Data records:

= = = = = = =

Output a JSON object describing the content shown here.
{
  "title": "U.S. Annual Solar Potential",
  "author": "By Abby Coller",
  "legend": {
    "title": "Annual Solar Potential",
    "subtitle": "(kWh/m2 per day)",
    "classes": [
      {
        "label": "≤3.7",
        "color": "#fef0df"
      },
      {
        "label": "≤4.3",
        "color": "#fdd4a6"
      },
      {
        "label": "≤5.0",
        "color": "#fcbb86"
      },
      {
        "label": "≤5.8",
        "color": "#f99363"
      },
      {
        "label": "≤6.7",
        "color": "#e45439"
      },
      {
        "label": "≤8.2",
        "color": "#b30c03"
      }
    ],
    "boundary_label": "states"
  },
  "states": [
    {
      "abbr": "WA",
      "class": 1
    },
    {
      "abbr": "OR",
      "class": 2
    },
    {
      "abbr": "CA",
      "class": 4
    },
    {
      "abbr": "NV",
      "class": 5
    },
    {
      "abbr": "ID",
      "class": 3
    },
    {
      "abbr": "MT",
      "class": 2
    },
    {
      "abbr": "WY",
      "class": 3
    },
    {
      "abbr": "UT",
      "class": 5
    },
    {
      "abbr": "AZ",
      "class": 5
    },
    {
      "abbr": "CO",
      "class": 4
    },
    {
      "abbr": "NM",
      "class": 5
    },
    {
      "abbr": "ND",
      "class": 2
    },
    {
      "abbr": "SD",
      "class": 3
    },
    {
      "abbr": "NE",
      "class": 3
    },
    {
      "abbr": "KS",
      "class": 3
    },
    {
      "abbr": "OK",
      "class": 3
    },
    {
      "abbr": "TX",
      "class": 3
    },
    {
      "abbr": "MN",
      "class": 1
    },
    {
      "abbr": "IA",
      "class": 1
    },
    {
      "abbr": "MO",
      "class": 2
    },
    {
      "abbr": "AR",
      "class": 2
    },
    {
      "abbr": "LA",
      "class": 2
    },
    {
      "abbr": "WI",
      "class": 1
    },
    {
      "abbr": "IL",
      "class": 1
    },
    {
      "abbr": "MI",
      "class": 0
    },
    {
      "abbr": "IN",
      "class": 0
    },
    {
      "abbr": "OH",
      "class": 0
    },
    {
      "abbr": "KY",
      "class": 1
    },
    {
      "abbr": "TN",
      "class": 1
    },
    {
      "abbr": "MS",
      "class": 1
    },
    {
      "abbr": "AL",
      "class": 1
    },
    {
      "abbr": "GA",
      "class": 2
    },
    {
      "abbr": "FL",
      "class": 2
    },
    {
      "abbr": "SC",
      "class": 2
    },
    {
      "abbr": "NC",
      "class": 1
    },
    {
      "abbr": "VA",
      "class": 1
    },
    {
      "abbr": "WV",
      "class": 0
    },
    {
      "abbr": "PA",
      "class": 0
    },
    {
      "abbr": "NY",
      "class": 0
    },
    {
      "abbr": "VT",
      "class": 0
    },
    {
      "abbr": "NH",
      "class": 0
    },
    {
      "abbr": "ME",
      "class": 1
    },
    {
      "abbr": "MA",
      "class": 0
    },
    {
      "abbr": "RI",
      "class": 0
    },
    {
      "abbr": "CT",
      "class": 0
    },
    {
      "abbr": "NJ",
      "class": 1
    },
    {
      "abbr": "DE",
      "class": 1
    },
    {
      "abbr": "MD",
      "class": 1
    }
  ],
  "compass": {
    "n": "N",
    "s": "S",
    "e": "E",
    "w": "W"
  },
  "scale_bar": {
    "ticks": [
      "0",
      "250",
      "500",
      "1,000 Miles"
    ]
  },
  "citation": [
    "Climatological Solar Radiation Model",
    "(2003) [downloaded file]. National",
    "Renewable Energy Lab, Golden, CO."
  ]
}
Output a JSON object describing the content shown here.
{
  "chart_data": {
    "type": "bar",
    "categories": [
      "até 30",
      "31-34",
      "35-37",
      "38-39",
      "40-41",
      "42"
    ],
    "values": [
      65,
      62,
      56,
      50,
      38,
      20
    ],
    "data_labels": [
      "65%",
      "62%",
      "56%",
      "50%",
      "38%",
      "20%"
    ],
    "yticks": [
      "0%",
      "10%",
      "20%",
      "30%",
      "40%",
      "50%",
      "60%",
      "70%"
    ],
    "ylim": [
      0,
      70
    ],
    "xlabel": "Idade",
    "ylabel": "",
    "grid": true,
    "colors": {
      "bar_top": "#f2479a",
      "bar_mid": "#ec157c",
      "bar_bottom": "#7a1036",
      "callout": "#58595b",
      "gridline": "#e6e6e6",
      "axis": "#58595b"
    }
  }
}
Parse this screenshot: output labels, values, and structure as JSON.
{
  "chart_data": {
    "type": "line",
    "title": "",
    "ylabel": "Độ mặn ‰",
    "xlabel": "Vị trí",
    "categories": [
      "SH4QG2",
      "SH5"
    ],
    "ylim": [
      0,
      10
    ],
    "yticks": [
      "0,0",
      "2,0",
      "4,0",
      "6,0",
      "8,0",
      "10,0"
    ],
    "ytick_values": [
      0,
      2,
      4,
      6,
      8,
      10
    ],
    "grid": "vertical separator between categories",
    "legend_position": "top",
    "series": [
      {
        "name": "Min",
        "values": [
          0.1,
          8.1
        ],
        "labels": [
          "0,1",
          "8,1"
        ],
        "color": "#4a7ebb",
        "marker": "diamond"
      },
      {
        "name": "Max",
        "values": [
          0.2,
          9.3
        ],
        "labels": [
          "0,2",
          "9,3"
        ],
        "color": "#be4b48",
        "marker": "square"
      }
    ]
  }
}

= = = = = = =

WHAT IS EXPECTED: Using the data above, print every record exactly as shown.

FULL RESPONSE:
Output a JSON object describing the content shown here.
{
  "title": "U.S. Annual Solar Potential",
  "author": "By Abby Coller",
  "legend": {
    "title": "Annual Solar Potential",
    "subtitle": "(kWh/m2 per day)",
    "classes": [
      {
        "label": "≤3.7",
        "color": "#fef0df"
      },
      {
        "label": "≤4.3",
        "color": "#fdd4a6"
      },
      {
        "label": "≤5.0",
        "color": "#fcbb86"
      },
      {
        "label": "≤5.8",
        "color": "#f99363"
      },
      {
        "label": "≤6.7",
        "color": "#e45439"
      },
      {
        "label": "≤8.2",
        "color": "#b30c03"
      }
    ],
    "boundary_label": "states"
  },
  "states": [
    {
      "abbr": "WA",
      "class": 1
    },
    {
      "abbr": "OR",
      "class": 2
    },
    {
      "abbr": "CA",
      "class": 4
    },
    {
      "abbr": "NV",
      "class": 5
    },
    {
      "abbr": "ID",
      "class": 3
    },
    {
      "abbr": "MT",
      "class": 2
    },
    {
      "abbr": "WY",
      "class": 3
    },
    {
      "abbr": "UT",
      "class": 5
    },
    {
      "abbr": "AZ",
      "class": 5
    },
    {
      "abbr": "CO",
      "class": 4
    },
    {
      "abbr": "NM",
      "class": 5
    },
    {
      "abbr": "ND",
      "class": 2
    },
    {
      "abbr": "SD",
      "class": 3
    },
    {
      "abbr": "NE",
      "class": 3
    },
    {
      "abbr": "KS",
      "class": 3
    },
    {
      "abbr": "OK",
      "class": 3
    },
    {
      "abbr": "TX",
      "class": 3
    },
    {
      "abbr": "MN",
      "class": 1
    },
    {
      "abbr": "IA",
      "class": 1
    },
    {
      "abbr": "MO",
      "class": 2
    },
    {
      "abbr": "AR",
      "class": 2
    },
    {
      "abbr": "LA",
      "class": 2
    },
    {
      "abbr": "WI",
      "class": 1
    },
    {
      "abbr": "IL",
      "class": 1
    },
    {
      "abbr": "MI",
      "class": 0
    },
    {
      "abbr": "IN",
      "class": 0
    },
    {
      "abbr": "OH",
      "class": 0
    },
    {
      "abbr": "KY",
      "class": 1
    },
    {
      "abbr": "TN",
      "class": 1
    },
    {
      "abbr": "MS",
      "class": 1
    },
    {
      "abbr": "AL",
      "class": 1
    },
    {
      "abbr": "GA",
      "class": 2
    },
    {
      "abbr": "FL",
      "class": 2
    },
    {
      "abbr": "SC",
      "class": 2
    },
    {
      "abbr": "NC",
      "class": 1
    },
    {
      "abbr": "VA",
      "class": 1
    },
    {
      "abbr": "WV",
      "class": 0
    },
    {
      "abbr": "PA",
      "class": 0
    },
    {
      "abbr": "NY",
      "class": 0
    },
    {
      "abbr": "VT",
      "class": 0
    },
    {
      "abbr": "NH",
      "class": 0
    },
    {
      "abbr": "ME",
      "class": 1
    },
    {
      "abbr": "MA",
      "class": 0
    },
    {
      "abbr": "RI",
      "class": 0
    },
    {
      "abbr": "CT",
      "class": 0
    },
    {
      "abbr": "NJ",
      "class": 1
    },
    {
      "abbr": "DE",
      "class": 1
    },
    {
      "abbr": "MD",
      "class": 1
    }
  ],
  "compass": {
    "n": "N",
    "s": "S",
    "e": "E",
    "w": "W"
  },
  "scale_bar": {
    "ticks": [
      "0",
      "250",
      "500",
      "1,000 Miles"
    ]
  },
  "citation": [
    "Climatological Solar Radiation Model",
    "(2003) [downloaded file]. National",
    "Renewable Energy Lab, Golden, CO."
  ]
}
Output a JSON object describing the content shown here.
{
  "chart_data": {
    "type": "bar",
    "categories": [
      "até 30",
      "31-34",
      "35-37",
      "38-39",
      "40-41",
      "42"
    ],
    "values": [
      65,
      62,
      56,
      50,
      38,
      20
    ],
    "data_labels": [
      "65%",
      "62%",
      "56%",
      "50%",
      "38%",
      "20%"
    ],
    "yticks": [
      "0%",
      "10%",
      "20%",
      "30%",
      "40%",
      "50%",
      "60%",
      "70%"
    ],
    "ylim": [
      0,
      70
    ],
    "xlabel": "Idade",
    "ylabel": "",
    "grid": true,
    "colors": {
      "bar_top": "#f2479a",
      "bar_mid": "#ec157c",
      "bar_bottom": "#7a1036",
      "callout": "#58595b",
      "gridline": "#e6e6e6",
      "axis": "#58595b"
    }
  }
}
Parse this screenshot: output labels, values, and structure as JSON.
{
  "chart_data": {
    "type": "line",
    "title": "",
    "ylabel": "Độ mặn ‰",
    "xlabel": "Vị trí",
    "categories": [
      "SH4QG2",
      "SH5"
    ],
    "ylim": [
      0,
      10
    ],
    "yticks": [
      "0,0",
      "2,0",
      "4,0",
      "6,0",
      "8,0",
      "10,0"
    ],
    "ytick_values": [
      0,
      2,
      4,
      6,
      8,
      10
    ],
    "grid": "vertical separator between categories",
    "legend_position": "top",
    "series": [
      {
        "name": "Min",
        "values": [
          0.1,
          8.1
        ],
        "labels": [
          "0,1",
          "8,1"
        ],
        "color": "#4a7ebb",
        "marker": "diamond"
      },
      {
        "name": "Max",
        "values": [
          0.2,
          9.3
        ],
        "labels": [
          "0,2",
          "9,3"
        ],
        "color": "#be4b48",
        "marker": "square"
      }
    ]
  }
}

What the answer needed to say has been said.